PÁGINA:
....................

Si la cercanía de unos seres sobrenaturales que pilotan camellos y están decididos a subvertir las leyes físicas para darnos regalos bastaba para sacarnos de nuestras casillas, imagínense lo que hará el Athletic llegando a una final. Acabamos de comprobarlo. Y eso que se nos decía que esta final de Barcelona no sería capaz de generar tanta ilusión como las anteriores, que las últimas derrotas moderarían la pasión de los aficionados y por extensión de la ciudad.
Craso error. Lo que ha pasado ha sido solo que se ha retrasado un poco. La chifladura. Esta vez no entramos en modo delirio hasta la víspera del partido. Fue entonces cuando comenzaron los claxonazos por las calles. Y cuando la gente dejó de dormir en serio. Al final, no lo olvidemos, los adultos no se diferencian de los niños por la experiencia y el desencanto, sino por una razón mucho más fundamental: los adultos sí tienen dinero para travesuras.

....................

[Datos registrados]

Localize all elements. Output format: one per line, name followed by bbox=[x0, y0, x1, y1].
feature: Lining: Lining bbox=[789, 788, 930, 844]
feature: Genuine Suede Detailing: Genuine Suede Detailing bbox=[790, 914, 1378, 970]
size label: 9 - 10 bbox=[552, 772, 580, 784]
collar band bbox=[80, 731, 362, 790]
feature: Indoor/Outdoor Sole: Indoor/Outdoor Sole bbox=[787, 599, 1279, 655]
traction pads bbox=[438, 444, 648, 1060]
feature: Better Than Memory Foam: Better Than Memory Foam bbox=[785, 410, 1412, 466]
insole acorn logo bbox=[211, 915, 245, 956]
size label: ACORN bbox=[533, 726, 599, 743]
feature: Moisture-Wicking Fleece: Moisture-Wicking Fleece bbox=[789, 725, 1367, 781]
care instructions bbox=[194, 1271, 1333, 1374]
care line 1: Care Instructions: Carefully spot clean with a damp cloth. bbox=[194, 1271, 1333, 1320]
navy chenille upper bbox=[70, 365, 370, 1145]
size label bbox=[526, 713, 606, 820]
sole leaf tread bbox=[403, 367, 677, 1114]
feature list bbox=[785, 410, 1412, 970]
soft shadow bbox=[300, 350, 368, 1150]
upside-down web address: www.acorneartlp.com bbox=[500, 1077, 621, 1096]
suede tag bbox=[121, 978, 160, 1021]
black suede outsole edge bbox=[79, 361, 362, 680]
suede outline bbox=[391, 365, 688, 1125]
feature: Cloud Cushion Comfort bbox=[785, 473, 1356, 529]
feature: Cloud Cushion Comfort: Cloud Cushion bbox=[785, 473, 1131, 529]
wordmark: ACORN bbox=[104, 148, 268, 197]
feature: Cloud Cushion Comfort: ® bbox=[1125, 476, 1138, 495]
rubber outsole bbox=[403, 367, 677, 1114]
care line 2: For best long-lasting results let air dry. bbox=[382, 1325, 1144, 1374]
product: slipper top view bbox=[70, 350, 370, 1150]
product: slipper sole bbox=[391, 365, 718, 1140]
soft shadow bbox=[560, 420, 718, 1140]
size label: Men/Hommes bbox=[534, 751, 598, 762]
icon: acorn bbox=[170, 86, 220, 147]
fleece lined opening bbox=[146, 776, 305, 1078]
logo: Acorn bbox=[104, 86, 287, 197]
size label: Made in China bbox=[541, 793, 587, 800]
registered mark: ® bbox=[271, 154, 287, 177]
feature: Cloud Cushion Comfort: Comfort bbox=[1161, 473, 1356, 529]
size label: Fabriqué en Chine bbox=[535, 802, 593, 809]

....................

INSTRUCCIONES:
1. Extrae sin cambios el fragmento del texto sobre la final del Athletic que va desde "Si la cercanía" hasta "de la ciudad.", ambos incluidos.
2. Presenta como lista numerada las líneas de los registros que van desde el principio hasta la línea que contiene "insole acorn logo bbox=[211, 915, 245, 956]", incluida esta, y solo esas, omitiendo las líneas en blanco.

RESPUESTAS:
1.
Si la cercanía de unos seres sobrenaturales que pilotan camellos y están decididos a subvertir las leyes físicas para darnos regalos bastaba para sacarnos de nuestras casillas, imagínense lo que hará el Athletic llegando a una final. Acabamos de comprobarlo. Y eso que se nos decía que esta final de Barcelona no sería capaz de generar tanta ilusión como las anteriores, que las últimas derrotas moderarían la pasión de los aficionados y por extensión de la ciudad.

2.
1. Localize all elements. Output format: one per line, name followed by bbox=[x0, y0, x1, y1].
2. feature: Lining: Lining bbox=[789, 788, 930, 844]
3. feature: Genuine Suede Detailing: Genuine Suede Detailing bbox=[790, 914, 1378, 970]
4. size label: 9 - 10 bbox=[552, 772, 580, 784]
5. collar band bbox=[80, 731, 362, 790]
6. feature: Indoor/Outdoor Sole: Indoor/Outdoor Sole bbox=[787, 599, 1279, 655]
7. traction pads bbox=[438, 444, 648, 1060]
8. feature: Better Than Memory Foam: Better Than Memory Foam bbox=[785, 410, 1412, 466]
9. insole acorn logo bbox=[211, 915, 245, 956]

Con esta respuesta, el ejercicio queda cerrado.